Report the count of lines containing the word "xlabel" in the entries below, and nothing more.

## Extracted records
......
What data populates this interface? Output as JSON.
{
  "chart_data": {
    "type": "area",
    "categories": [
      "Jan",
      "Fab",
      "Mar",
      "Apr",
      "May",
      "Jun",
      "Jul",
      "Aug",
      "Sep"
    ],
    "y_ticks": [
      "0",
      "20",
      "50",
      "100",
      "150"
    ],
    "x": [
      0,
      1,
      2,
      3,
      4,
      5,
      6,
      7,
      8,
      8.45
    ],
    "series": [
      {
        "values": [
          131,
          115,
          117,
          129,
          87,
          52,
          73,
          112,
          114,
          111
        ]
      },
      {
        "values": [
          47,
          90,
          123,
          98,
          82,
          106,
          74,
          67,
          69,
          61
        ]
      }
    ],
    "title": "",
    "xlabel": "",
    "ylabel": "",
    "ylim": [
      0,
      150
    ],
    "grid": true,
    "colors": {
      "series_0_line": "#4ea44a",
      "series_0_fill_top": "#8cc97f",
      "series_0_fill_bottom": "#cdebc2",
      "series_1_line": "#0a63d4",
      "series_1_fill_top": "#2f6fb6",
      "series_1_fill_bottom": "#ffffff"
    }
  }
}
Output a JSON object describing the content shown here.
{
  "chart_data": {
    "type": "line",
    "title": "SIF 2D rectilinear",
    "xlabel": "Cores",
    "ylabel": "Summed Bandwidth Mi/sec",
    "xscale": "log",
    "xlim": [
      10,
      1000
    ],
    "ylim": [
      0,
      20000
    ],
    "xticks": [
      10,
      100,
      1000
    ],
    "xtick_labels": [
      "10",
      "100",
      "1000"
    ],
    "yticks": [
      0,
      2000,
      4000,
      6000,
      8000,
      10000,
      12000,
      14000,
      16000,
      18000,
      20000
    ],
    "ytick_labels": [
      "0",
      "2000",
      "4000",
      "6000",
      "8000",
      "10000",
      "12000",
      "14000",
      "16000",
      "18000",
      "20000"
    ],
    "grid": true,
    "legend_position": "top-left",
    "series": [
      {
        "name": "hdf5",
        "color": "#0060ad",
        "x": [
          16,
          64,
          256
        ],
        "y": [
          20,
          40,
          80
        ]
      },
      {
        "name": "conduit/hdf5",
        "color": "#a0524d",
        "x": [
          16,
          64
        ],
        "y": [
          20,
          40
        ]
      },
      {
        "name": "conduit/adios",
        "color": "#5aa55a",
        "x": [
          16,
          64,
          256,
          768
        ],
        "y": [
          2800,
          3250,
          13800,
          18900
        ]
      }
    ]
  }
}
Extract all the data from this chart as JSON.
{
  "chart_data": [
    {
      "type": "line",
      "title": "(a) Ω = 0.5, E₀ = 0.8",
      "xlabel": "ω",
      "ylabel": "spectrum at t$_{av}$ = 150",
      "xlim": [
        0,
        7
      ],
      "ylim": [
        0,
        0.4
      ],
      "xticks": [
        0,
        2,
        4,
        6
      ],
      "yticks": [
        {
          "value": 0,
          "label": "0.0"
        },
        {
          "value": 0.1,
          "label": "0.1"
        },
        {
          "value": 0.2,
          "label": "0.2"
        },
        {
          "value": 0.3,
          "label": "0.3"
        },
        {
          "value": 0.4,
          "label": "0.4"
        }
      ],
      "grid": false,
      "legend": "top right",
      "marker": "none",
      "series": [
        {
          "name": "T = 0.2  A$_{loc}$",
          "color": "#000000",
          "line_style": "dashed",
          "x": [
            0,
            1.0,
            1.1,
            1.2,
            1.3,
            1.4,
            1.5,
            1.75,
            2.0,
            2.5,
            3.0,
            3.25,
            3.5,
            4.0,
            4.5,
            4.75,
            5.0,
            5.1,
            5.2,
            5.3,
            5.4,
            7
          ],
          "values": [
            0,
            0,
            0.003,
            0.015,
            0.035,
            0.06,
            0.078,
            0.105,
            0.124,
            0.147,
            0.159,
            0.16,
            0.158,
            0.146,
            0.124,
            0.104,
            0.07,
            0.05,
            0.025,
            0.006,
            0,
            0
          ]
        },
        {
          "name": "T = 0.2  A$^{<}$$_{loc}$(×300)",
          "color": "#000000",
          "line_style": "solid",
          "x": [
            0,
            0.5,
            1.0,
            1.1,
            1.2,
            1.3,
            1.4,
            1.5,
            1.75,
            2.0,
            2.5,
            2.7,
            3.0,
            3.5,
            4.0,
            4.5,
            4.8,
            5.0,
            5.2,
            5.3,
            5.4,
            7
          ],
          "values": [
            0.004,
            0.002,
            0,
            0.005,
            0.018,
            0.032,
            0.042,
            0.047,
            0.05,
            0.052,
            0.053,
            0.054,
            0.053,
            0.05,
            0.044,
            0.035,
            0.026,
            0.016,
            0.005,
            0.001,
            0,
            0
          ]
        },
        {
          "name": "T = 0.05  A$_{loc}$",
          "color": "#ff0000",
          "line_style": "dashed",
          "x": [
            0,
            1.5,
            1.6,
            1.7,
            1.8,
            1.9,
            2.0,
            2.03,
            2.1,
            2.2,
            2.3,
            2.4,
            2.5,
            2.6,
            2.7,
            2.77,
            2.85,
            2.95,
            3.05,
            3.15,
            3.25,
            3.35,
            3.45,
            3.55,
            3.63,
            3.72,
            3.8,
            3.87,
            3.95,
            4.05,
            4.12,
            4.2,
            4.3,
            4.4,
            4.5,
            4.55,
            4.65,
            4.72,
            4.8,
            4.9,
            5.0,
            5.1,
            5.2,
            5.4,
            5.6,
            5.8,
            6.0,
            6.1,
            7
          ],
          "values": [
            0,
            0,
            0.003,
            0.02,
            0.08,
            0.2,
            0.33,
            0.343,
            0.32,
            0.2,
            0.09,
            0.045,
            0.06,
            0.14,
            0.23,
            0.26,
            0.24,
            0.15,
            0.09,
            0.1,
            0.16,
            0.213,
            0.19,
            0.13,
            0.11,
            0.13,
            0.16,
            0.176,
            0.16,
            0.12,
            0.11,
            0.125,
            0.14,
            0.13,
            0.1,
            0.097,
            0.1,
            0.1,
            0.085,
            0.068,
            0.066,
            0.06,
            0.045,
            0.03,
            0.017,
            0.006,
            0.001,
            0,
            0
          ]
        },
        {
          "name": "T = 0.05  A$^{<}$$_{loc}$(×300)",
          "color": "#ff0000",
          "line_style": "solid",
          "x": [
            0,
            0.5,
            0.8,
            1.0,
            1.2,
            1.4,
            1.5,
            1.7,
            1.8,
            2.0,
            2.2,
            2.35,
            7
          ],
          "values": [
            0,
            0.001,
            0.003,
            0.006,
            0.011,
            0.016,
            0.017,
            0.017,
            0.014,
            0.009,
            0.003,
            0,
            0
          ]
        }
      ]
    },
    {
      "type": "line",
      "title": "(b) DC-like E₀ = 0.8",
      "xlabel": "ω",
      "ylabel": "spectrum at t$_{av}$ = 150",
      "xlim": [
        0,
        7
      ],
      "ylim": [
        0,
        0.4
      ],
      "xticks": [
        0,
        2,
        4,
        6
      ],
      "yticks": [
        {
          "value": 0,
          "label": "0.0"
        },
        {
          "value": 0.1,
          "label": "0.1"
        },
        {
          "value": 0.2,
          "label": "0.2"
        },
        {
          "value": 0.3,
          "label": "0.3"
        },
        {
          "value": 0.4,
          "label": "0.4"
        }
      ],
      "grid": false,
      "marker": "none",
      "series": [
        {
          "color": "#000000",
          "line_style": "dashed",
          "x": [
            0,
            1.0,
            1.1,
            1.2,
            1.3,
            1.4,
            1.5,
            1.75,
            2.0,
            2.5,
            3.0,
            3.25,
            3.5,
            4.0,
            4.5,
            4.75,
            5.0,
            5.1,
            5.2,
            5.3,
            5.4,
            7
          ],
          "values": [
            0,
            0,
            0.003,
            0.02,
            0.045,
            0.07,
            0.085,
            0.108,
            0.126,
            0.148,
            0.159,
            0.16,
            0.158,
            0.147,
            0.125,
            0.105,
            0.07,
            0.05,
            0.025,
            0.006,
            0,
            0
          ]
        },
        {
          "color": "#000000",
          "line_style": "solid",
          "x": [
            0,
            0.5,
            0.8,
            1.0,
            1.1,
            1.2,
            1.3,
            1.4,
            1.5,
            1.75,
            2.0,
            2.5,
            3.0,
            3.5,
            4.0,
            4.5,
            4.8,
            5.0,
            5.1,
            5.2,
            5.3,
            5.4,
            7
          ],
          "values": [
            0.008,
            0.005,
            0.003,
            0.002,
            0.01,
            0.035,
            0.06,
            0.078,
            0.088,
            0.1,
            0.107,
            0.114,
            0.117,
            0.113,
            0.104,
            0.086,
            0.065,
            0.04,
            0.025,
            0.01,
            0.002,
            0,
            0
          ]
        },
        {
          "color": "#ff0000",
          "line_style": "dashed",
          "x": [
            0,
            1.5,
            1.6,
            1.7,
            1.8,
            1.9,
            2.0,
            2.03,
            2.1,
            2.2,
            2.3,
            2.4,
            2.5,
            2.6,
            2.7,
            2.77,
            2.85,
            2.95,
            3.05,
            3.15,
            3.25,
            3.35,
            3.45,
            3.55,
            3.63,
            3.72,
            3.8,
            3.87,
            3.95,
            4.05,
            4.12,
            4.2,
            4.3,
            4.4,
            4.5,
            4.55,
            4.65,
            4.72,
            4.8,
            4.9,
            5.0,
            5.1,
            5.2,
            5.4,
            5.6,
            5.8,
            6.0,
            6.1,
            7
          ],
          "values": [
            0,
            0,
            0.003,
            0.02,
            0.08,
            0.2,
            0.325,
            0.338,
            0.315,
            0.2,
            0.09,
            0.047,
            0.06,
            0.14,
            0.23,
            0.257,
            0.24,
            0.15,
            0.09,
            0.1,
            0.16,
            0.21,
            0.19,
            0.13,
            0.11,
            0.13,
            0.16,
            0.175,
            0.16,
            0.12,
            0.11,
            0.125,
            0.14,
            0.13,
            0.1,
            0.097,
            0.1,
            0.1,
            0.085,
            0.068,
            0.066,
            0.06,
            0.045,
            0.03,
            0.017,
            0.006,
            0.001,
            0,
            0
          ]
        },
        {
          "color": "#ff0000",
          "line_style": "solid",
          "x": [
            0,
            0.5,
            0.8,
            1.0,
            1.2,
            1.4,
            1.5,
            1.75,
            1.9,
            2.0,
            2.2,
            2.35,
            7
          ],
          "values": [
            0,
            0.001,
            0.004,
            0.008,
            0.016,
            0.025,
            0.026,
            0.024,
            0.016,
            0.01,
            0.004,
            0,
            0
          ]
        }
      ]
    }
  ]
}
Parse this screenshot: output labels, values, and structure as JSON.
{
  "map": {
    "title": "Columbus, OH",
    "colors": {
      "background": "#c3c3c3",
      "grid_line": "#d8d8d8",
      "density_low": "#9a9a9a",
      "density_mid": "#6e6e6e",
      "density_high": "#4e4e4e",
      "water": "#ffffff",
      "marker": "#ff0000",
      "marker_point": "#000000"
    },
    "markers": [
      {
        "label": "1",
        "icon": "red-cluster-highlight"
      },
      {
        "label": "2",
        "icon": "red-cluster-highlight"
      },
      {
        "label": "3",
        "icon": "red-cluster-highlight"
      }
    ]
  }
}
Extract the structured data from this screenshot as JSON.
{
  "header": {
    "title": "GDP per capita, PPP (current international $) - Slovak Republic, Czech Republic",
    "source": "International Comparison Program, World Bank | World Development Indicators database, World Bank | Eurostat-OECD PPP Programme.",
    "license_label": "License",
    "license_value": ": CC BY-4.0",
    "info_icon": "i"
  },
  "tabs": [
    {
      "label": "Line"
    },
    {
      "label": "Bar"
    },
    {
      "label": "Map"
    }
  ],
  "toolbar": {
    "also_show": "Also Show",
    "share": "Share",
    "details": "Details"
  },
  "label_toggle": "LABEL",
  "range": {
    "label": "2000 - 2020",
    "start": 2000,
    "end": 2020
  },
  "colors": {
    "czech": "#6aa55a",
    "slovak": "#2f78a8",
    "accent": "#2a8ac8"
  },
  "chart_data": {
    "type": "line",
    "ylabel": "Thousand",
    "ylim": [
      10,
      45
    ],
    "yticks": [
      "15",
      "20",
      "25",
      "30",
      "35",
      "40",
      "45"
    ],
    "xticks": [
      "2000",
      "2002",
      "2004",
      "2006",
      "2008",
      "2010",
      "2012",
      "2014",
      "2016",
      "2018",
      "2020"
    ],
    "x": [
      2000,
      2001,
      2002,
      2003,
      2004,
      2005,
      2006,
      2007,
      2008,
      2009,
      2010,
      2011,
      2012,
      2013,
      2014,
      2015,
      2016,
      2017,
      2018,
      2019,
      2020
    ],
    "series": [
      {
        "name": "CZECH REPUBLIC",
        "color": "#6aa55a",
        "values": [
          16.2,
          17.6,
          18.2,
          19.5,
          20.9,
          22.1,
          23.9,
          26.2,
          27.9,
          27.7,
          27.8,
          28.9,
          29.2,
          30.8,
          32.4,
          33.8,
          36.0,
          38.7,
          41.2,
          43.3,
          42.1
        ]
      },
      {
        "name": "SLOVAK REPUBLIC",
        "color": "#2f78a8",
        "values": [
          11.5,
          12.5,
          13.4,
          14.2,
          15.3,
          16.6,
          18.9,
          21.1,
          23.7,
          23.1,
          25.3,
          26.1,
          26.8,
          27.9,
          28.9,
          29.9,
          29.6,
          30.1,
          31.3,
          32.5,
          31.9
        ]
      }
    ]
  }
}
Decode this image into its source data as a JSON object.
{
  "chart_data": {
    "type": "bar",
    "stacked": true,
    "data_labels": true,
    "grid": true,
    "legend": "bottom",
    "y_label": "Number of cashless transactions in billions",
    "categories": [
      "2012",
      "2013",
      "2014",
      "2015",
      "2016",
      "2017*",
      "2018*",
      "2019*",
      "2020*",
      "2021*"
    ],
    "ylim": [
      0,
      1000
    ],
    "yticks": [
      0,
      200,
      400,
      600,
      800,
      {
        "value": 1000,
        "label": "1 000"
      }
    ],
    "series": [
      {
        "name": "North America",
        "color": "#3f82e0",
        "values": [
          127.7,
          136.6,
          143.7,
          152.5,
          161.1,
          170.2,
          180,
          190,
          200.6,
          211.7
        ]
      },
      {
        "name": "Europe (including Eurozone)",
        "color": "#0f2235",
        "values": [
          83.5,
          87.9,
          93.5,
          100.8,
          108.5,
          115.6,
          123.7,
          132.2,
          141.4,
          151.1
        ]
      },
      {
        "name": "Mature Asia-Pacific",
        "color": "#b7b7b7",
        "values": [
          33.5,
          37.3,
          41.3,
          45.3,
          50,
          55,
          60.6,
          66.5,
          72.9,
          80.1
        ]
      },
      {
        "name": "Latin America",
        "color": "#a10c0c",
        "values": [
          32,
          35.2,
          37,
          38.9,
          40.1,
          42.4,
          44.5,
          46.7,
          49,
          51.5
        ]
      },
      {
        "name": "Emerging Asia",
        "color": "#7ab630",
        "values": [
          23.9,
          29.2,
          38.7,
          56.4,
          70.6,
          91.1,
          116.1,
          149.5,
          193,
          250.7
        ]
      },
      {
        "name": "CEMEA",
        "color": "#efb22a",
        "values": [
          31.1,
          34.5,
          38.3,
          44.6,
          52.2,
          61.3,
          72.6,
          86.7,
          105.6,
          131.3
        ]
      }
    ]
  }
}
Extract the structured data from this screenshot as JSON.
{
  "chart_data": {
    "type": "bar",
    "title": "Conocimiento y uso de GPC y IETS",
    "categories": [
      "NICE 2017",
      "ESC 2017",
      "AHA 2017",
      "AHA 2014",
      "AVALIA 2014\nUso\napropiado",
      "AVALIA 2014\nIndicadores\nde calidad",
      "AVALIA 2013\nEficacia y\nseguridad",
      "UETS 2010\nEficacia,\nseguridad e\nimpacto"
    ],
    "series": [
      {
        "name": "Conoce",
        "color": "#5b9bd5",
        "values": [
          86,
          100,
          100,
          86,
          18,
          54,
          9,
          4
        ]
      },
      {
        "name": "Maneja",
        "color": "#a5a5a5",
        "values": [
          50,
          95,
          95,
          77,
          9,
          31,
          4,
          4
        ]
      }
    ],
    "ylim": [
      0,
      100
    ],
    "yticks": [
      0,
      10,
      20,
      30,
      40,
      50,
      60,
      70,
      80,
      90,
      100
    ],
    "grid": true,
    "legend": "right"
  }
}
......
## Output below
4